SET EXERCISE:
For the data below, work out how many lines include the string "this" and report only the number.

++++++

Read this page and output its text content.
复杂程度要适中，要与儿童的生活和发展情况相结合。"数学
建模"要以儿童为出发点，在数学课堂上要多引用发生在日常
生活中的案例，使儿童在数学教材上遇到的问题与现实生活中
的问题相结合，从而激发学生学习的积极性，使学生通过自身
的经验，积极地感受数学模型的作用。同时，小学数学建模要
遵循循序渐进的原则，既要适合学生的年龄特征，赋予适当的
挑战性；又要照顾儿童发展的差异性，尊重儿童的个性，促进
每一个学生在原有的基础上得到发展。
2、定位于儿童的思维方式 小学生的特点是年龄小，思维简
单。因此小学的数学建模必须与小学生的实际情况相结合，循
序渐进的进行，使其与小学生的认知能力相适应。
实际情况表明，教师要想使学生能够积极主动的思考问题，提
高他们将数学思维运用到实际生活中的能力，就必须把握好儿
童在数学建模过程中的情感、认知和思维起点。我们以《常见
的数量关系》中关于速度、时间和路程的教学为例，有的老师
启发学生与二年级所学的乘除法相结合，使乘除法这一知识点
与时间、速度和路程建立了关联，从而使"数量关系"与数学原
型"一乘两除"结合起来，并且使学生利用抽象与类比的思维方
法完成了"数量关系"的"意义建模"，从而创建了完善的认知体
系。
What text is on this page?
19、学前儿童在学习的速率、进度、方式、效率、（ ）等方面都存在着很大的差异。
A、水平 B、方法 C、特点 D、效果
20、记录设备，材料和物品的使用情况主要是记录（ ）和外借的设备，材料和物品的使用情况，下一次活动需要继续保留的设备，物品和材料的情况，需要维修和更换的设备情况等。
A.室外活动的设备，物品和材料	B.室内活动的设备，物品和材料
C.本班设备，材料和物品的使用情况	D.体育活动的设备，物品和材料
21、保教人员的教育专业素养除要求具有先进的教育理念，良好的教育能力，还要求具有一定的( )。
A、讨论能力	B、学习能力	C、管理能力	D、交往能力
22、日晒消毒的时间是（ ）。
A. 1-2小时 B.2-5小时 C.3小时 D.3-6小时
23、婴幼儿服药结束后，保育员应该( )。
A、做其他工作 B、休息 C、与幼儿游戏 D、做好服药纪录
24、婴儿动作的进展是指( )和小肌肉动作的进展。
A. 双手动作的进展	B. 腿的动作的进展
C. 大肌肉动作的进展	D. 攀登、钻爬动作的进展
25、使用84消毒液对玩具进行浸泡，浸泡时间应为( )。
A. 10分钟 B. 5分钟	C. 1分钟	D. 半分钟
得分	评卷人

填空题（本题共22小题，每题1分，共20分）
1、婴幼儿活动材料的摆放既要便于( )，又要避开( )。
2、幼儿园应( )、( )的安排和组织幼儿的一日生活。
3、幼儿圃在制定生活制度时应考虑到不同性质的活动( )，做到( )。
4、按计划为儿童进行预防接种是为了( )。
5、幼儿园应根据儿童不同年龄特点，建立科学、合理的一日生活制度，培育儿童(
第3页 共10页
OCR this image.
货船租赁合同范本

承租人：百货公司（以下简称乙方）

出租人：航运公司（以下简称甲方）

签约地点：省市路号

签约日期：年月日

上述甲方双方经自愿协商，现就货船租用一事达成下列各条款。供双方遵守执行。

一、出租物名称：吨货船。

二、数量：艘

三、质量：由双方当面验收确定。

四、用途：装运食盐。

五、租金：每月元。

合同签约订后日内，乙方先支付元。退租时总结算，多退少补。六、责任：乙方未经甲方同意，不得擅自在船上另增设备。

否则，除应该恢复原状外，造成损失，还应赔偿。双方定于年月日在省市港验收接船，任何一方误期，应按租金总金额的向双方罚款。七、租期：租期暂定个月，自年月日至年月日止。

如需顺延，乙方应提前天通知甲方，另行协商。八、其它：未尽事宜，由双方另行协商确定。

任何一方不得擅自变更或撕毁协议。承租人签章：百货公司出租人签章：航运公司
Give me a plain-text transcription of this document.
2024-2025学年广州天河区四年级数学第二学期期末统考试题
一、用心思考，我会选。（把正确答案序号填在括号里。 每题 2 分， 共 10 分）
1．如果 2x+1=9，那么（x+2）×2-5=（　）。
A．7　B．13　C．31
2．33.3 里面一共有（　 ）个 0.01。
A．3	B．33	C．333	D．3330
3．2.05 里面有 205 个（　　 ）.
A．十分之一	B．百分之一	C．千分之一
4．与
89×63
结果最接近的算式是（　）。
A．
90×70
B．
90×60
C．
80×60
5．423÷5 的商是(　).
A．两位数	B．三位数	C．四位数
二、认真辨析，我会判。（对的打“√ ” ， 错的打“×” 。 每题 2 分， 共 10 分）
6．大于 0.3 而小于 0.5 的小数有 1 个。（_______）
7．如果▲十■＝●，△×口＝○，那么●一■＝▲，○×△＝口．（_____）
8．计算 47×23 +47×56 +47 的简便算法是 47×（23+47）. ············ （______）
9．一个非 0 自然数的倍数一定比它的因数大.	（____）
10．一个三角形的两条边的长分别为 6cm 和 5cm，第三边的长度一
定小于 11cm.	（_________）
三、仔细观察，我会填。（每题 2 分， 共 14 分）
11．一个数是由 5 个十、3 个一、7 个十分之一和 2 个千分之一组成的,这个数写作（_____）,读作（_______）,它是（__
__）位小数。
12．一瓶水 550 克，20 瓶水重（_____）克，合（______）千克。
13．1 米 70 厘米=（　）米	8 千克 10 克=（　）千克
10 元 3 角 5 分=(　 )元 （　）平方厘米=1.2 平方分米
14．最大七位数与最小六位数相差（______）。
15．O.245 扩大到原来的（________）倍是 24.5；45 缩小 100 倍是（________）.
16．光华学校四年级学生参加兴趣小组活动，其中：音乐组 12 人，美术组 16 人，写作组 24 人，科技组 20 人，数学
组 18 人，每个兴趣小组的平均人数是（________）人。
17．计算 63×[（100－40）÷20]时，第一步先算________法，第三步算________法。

++++++

EXERCISE SOLUTION:
4